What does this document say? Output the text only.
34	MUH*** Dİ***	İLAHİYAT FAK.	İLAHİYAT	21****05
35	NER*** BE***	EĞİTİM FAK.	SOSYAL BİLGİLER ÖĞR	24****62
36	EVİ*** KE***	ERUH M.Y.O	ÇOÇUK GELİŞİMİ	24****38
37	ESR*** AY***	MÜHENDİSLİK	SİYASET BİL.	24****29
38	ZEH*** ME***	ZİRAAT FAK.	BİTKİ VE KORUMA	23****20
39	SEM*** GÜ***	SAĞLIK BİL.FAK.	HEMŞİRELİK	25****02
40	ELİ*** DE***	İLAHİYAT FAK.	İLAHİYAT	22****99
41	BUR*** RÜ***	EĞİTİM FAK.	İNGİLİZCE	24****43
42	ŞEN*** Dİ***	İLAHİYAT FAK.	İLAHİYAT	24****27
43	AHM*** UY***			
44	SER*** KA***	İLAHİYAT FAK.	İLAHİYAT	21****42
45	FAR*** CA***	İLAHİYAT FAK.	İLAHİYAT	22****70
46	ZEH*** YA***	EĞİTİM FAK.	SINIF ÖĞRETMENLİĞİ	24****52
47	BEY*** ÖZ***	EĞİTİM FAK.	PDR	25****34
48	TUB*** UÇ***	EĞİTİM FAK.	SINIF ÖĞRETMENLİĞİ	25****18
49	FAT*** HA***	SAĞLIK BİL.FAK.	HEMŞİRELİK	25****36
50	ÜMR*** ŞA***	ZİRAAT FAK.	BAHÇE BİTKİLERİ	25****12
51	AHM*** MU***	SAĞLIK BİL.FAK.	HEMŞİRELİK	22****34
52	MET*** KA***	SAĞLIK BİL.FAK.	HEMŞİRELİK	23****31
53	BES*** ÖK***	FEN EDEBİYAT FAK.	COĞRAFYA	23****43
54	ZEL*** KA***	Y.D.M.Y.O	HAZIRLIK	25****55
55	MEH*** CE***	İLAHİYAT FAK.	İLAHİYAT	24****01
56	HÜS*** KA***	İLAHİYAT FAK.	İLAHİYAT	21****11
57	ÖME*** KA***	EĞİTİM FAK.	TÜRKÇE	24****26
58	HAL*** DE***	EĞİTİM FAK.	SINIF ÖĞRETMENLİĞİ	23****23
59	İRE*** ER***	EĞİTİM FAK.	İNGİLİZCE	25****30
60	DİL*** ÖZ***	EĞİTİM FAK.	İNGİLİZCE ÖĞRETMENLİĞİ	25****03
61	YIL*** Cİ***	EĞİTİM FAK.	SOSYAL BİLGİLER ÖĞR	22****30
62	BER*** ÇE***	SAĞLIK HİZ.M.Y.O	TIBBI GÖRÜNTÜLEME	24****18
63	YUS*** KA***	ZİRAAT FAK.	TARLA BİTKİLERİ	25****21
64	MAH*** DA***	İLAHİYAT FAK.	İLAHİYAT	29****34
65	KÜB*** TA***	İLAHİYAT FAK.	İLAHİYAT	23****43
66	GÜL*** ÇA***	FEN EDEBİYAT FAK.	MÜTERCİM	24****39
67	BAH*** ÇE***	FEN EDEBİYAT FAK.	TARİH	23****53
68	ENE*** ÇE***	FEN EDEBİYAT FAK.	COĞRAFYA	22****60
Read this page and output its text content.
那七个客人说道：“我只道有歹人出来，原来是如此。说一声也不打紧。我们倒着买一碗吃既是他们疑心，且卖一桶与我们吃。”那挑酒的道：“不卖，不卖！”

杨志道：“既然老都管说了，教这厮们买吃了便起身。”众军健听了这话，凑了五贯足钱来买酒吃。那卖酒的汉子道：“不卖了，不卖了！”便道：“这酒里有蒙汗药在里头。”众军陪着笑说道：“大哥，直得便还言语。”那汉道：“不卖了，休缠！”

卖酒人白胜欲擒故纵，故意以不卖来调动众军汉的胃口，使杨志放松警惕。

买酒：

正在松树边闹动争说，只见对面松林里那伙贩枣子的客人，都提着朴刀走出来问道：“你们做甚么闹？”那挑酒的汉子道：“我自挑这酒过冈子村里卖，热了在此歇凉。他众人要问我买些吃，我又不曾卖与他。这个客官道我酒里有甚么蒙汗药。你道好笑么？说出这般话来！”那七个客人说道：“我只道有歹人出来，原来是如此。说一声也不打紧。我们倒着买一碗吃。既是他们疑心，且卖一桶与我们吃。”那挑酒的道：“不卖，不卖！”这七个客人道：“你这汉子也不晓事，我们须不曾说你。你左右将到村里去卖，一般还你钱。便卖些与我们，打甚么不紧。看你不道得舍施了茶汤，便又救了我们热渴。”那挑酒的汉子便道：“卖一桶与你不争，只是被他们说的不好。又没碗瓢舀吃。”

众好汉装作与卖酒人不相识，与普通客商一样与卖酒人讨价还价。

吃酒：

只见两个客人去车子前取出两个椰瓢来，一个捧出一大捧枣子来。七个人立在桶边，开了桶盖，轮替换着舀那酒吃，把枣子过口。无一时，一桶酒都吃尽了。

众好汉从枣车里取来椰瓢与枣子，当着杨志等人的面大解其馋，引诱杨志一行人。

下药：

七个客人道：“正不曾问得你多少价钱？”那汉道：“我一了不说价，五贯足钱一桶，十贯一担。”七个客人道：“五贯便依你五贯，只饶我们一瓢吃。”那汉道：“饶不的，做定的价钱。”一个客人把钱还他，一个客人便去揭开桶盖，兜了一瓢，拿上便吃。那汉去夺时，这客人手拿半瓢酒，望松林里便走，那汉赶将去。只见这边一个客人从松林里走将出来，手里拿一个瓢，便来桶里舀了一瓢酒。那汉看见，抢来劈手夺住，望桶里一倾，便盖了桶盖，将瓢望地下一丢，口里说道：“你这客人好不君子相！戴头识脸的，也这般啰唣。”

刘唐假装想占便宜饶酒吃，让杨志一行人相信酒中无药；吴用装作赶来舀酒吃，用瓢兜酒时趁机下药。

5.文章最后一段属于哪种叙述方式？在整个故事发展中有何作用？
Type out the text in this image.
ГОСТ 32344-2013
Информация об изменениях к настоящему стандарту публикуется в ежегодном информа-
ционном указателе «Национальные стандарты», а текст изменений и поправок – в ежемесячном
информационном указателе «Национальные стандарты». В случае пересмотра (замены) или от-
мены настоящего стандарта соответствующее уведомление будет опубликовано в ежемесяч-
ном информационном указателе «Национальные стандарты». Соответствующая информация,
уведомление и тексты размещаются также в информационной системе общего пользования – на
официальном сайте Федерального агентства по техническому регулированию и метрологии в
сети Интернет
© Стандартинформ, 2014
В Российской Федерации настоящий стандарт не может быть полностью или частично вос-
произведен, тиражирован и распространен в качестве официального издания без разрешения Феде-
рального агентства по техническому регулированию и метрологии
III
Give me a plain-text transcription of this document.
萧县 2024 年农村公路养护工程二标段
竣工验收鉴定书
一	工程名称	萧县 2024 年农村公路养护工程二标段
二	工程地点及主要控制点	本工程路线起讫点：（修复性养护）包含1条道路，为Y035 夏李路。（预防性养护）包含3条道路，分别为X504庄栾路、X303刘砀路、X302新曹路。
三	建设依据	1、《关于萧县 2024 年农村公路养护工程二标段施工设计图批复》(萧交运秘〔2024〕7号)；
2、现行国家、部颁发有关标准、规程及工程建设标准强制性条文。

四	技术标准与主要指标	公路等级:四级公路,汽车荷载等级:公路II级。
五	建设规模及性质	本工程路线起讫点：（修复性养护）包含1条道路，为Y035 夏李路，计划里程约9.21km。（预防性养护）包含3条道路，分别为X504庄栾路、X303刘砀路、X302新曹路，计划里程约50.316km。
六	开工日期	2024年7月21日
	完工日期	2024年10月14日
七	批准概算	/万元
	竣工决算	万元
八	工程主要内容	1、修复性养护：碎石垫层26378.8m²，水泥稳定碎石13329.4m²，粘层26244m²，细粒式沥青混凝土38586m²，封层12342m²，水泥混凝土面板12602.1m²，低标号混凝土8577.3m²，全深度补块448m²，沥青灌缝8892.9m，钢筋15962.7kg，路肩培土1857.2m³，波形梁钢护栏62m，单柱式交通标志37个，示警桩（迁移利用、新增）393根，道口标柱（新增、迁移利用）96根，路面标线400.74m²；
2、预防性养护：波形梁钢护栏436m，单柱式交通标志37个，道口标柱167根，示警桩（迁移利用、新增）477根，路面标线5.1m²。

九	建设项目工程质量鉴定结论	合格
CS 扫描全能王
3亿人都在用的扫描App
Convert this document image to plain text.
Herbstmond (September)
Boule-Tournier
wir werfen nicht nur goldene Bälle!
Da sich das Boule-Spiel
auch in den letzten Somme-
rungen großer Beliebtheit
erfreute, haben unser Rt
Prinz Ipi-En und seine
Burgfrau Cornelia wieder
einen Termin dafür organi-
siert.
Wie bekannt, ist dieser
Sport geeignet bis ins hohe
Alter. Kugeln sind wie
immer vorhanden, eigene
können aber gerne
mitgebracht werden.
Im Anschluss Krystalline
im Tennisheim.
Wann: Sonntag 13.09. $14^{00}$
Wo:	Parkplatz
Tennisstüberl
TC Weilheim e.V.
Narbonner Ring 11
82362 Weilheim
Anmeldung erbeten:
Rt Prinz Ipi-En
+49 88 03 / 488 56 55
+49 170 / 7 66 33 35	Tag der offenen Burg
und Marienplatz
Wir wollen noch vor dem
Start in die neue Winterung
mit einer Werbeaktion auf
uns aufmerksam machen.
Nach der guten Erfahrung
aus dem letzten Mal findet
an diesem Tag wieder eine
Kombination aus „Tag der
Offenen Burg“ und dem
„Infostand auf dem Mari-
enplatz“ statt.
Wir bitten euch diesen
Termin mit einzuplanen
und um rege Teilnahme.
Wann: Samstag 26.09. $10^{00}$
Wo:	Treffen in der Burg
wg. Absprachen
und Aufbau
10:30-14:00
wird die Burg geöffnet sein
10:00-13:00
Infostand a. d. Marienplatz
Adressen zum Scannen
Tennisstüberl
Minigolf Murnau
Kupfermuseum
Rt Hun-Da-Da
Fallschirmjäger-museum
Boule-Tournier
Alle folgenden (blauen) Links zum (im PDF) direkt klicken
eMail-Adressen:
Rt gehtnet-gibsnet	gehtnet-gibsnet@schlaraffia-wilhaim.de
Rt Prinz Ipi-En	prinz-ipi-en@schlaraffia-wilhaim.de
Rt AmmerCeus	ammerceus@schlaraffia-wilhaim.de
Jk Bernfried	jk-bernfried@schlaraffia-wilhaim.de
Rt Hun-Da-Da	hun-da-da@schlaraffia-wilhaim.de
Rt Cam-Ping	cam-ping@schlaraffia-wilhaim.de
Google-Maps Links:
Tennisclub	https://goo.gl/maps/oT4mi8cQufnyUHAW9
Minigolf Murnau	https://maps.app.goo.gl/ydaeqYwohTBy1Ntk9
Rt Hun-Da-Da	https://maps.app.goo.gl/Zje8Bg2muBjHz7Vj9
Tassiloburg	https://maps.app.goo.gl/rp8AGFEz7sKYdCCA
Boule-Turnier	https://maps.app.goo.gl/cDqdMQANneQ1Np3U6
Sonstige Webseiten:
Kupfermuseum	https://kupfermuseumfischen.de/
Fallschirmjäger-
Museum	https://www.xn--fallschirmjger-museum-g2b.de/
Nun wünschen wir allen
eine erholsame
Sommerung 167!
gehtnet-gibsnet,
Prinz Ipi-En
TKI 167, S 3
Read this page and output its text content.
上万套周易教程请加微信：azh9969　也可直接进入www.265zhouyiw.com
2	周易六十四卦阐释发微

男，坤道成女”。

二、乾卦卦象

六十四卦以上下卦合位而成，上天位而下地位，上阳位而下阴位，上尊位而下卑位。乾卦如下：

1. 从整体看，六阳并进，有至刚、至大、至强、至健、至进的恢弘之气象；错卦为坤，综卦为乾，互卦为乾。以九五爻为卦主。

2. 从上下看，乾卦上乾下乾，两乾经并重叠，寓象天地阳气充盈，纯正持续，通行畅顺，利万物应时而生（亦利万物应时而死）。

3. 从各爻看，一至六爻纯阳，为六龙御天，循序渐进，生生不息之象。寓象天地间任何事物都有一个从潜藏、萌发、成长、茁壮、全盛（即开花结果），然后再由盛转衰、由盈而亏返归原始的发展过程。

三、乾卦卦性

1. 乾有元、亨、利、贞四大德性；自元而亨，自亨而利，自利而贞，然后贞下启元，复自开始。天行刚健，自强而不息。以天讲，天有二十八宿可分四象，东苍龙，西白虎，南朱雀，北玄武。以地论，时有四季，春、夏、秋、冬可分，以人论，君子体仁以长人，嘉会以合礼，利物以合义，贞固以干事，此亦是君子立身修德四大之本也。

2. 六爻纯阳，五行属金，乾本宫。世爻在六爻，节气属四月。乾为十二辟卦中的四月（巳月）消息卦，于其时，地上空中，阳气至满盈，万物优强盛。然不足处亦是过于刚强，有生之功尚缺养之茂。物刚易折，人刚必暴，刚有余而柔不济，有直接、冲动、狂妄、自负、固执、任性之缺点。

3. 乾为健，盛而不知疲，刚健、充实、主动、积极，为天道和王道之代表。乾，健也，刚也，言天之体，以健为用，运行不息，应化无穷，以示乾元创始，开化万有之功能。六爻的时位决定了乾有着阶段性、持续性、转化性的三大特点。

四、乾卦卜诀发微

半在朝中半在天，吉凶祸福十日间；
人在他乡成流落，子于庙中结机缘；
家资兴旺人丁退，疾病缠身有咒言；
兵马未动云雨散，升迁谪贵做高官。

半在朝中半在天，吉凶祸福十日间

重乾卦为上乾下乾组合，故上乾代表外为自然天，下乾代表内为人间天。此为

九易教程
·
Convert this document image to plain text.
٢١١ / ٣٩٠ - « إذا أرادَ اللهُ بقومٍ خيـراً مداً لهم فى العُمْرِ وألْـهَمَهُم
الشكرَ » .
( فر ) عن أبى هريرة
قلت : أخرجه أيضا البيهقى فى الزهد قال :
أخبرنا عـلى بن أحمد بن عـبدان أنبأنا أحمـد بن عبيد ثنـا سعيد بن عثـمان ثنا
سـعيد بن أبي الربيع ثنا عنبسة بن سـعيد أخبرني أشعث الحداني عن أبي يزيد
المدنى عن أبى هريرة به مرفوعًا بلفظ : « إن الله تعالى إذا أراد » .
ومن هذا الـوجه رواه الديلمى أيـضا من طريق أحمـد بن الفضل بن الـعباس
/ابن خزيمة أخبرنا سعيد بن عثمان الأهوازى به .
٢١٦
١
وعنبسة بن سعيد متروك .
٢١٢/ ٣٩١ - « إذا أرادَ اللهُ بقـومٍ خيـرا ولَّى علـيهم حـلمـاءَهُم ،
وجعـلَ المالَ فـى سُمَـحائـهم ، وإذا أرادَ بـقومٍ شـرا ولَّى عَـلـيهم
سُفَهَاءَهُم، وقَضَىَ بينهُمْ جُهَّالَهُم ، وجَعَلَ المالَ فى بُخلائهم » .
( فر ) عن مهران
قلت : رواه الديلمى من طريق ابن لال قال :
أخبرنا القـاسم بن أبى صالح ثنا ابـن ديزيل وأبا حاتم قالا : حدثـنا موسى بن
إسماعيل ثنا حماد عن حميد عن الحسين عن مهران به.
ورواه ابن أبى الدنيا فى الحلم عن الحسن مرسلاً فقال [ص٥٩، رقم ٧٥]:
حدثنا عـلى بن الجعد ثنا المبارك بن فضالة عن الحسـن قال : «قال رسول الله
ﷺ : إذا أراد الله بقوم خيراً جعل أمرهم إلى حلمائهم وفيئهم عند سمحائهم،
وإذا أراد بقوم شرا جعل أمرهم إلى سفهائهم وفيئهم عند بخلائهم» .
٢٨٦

PROBLEM TO SOLVE — Return only the count of lines in the records that hold the word "الله".

RESPONSE TO THIS EXERCISE — 5